(Figure collection entries)
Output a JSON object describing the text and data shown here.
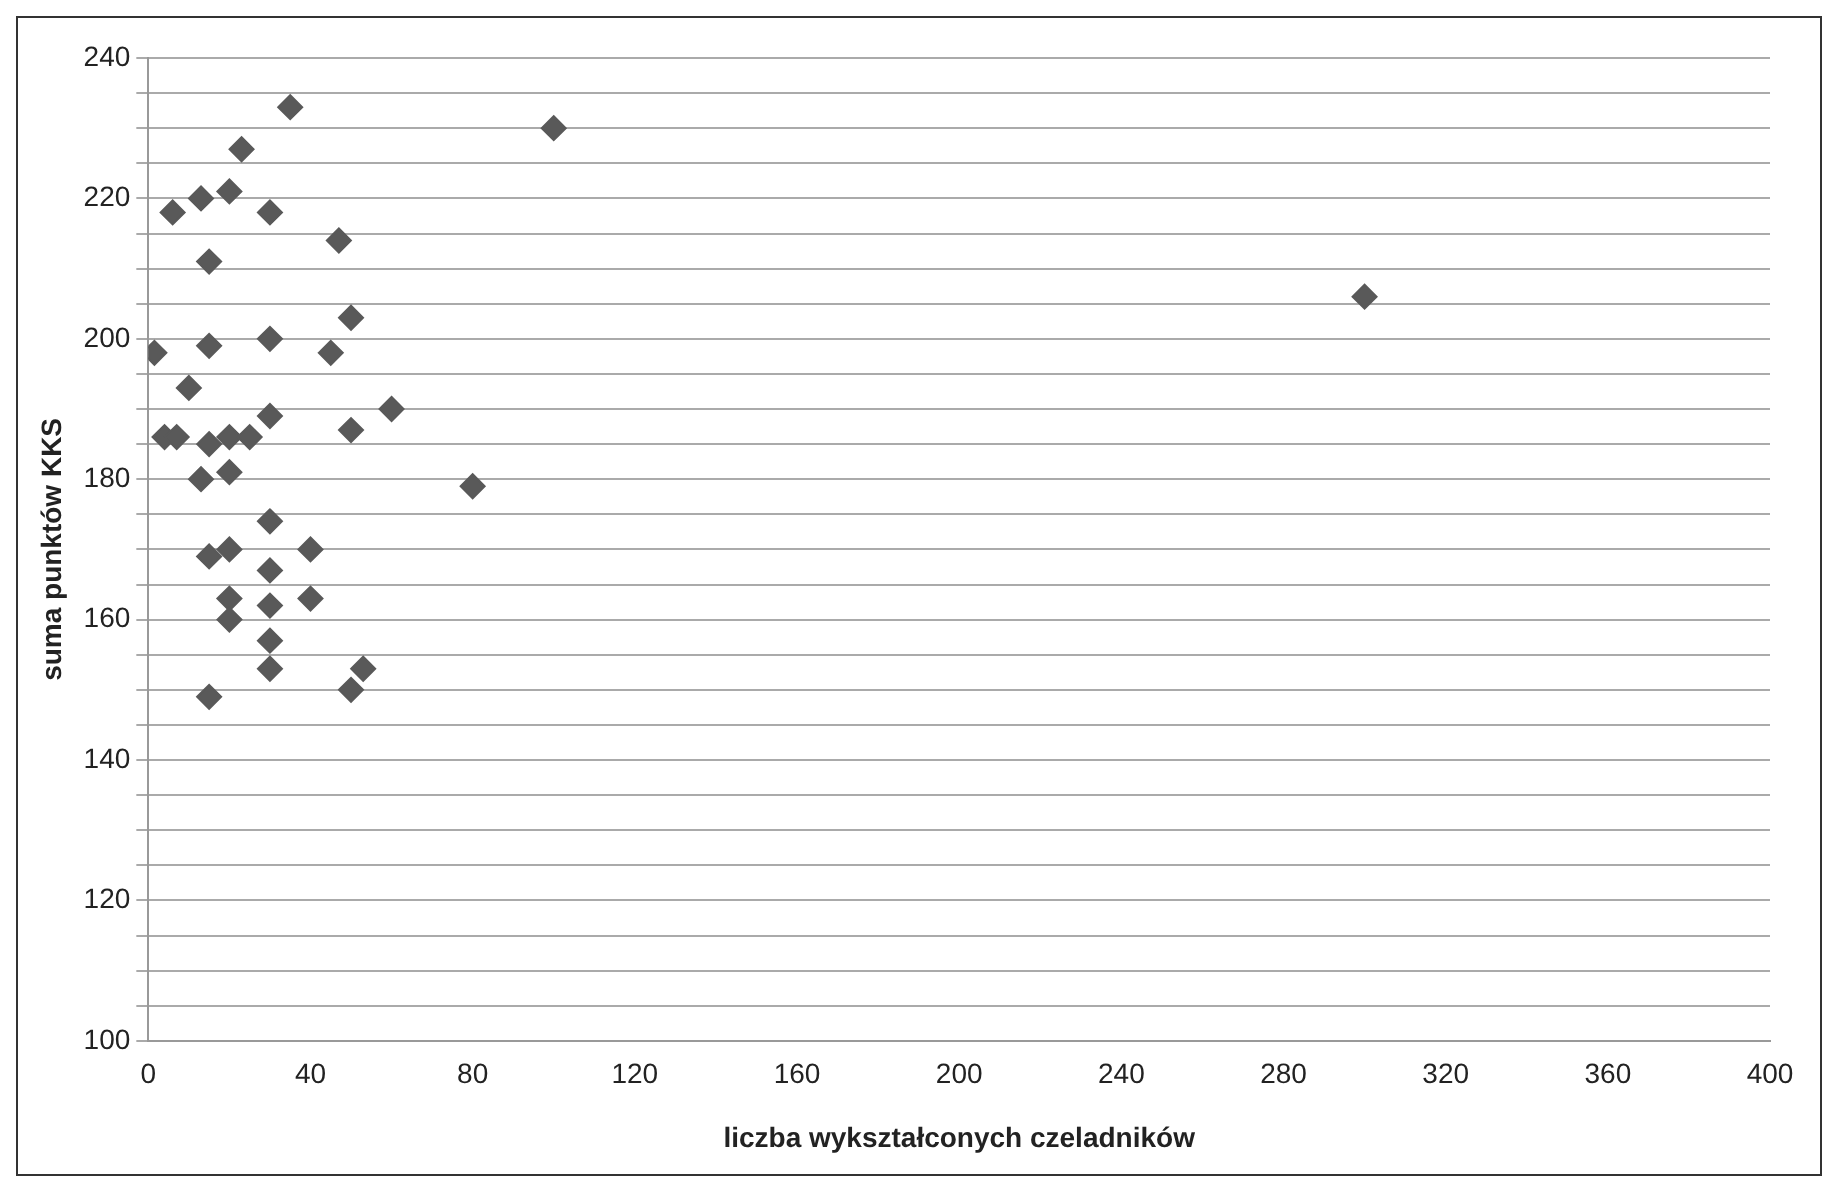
{
  "chart_data": {
    "type": "scatter",
    "xlabel": "liczba wykształconych czeladników",
    "ylabel": "suma punktów KKS",
    "x": [
      1.5,
      4,
      7,
      6,
      10,
      13,
      13,
      15,
      15,
      15,
      15,
      15,
      20,
      20,
      20,
      20,
      20,
      20,
      23,
      25,
      30,
      30,
      30,
      30,
      30,
      30,
      30,
      30,
      35,
      40,
      40,
      45,
      47,
      50,
      50,
      50,
      53,
      60,
      80,
      100,
      300
    ],
    "values": [
      198,
      186,
      186,
      218,
      193,
      180,
      220,
      211,
      199,
      185,
      169,
      149,
      221,
      186,
      181,
      170,
      163,
      160,
      227,
      186,
      218,
      200,
      189,
      174,
      167,
      162,
      157,
      153,
      233,
      170,
      163,
      198,
      214,
      203,
      187,
      150,
      153,
      190,
      179,
      230,
      206
    ],
    "color": "#595959",
    "marker": "diamond",
    "grid": "y",
    "xlim": [
      0,
      400
    ],
    "xticks": [
      0,
      40,
      80,
      120,
      160,
      200,
      240,
      280,
      320,
      360,
      400
    ],
    "ylim": [
      100,
      240
    ],
    "yticks": [
      100,
      {
        "value": 105,
        "label": null
      },
      {
        "value": 110,
        "label": null
      },
      {
        "value": 115,
        "label": null
      },
      120,
      {
        "value": 125,
        "label": null
      },
      {
        "value": 130,
        "label": null
      },
      {
        "value": 135,
        "label": null
      },
      140,
      {
        "value": 145,
        "label": null
      },
      {
        "value": 150,
        "label": null
      },
      {
        "value": 155,
        "label": null
      },
      160,
      {
        "value": 165,
        "label": null
      },
      {
        "value": 170,
        "label": null
      },
      {
        "value": 175,
        "label": null
      },
      180,
      {
        "value": 185,
        "label": null
      },
      {
        "value": 190,
        "label": null
      },
      {
        "value": 195,
        "label": null
      },
      200,
      {
        "value": 205,
        "label": null
      },
      {
        "value": 210,
        "label": null
      },
      {
        "value": 215,
        "label": null
      },
      220,
      {
        "value": 225,
        "label": null
      },
      {
        "value": 230,
        "label": null
      },
      {
        "value": 235,
        "label": null
      },
      240
    ],
    "legend": false
  }
}
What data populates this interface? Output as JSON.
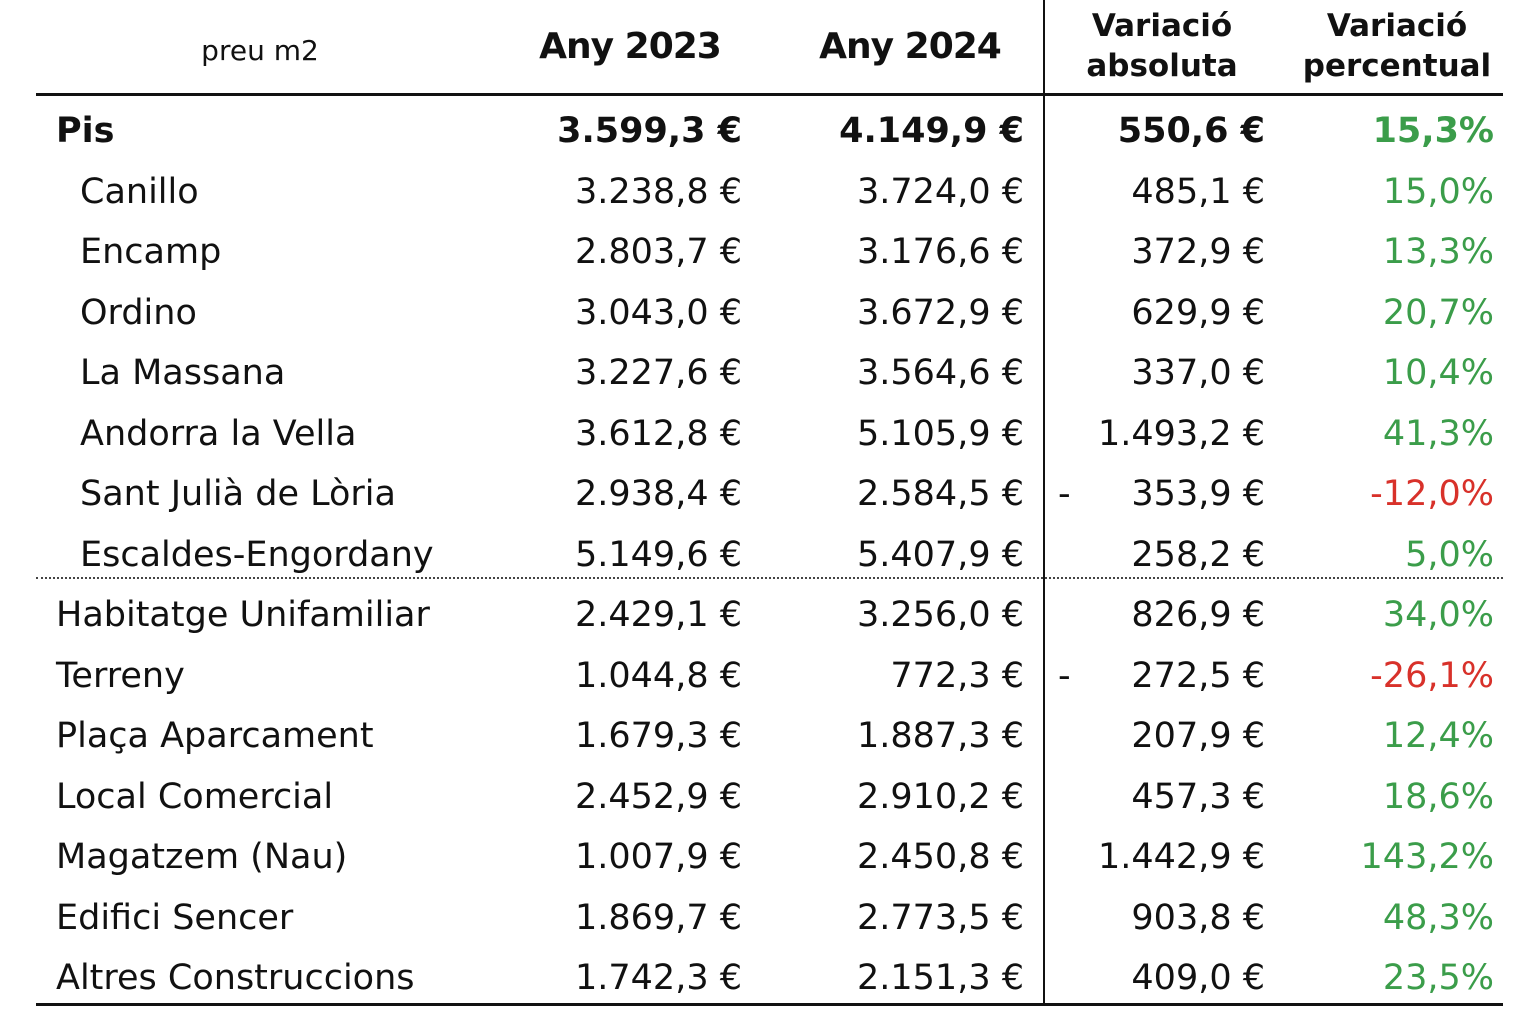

### Work to complete
Pictures appear in the records above. Output everything except them, exactly.

### Correct answer
Output a JSON object describing the text and data shown here.
{
  "chart_data": {
    "type": "scatter",
    "xlabel": "liczba wykształconych czeladników",
    "ylabel": "suma punktów KKS",
    "x": [
      1.5,
      4,
      7,
      6,
      10,
      13,
      13,
      15,
      15,
      15,
      15,
      15,
      20,
      20,
      20,
      20,
      20,
      20,
      23,
      25,
      30,
      30,
      30,
      30,
      30,
      30,
      30,
      30,
      35,
      40,
      40,
      45,
      47,
      50,
      50,
      50,
      53,
      60,
      80,
      100,
      300
    ],
    "values": [
      198,
      186,
      186,
      218,
      193,
      180,
      220,
      211,
      199,
      185,
      169,
      149,
      221,
      186,
      181,
      170,
      163,
      160,
      227,
      186,
      218,
      200,
      189,
      174,
      167,
      162,
      157,
      153,
      233,
      170,
      163,
      198,
      214,
      203,
      187,
      150,
      153,
      190,
      179,
      230,
      206
    ],
    "color": "#595959",
    "marker": "diamond",
    "grid": "y",
    "xlim": [
      0,
      400
    ],
    "xticks": [
      0,
      40,
      80,
      120,
      160,
      200,
      240,
      280,
      320,
      360,
      400
    ],
    "ylim": [
      100,
      240
    ],
    "yticks": [
      100,
      {
        "value": 105,
        "label": null
      },
      {
        "value": 110,
        "label": null
      },
      {
        "value": 115,
        "label": null
      },
      120,
      {
        "value": 125,
        "label": null
      },
      {
        "value": 130,
        "label": null
      },
      {
        "value": 135,
        "label": null
      },
      140,
      {
        "value": 145,
        "label": null
      },
      {
        "value": 150,
        "label": null
      },
      {
        "value": 155,
        "label": null
      },
      160,
      {
        "value": 165,
        "label": null
      },
      {
        "value": 170,
        "label": null
      },
      {
        "value": 175,
        "label": null
      },
      180,
      {
        "value": 185,
        "label": null
      },
      {
        "value": 190,
        "label": null
      },
      {
        "value": 195,
        "label": null
      },
      200,
      {
        "value": 205,
        "label": null
      },
      {
        "value": 210,
        "label": null
      },
      {
        "value": 215,
        "label": null
      },
      220,
      {
        "value": 225,
        "label": null
      },
      {
        "value": 230,
        "label": null
      },
      {
        "value": 235,
        "label": null
      },
      240
    ],
    "legend": false
  }
}
What data populates this interface? Output as JSON.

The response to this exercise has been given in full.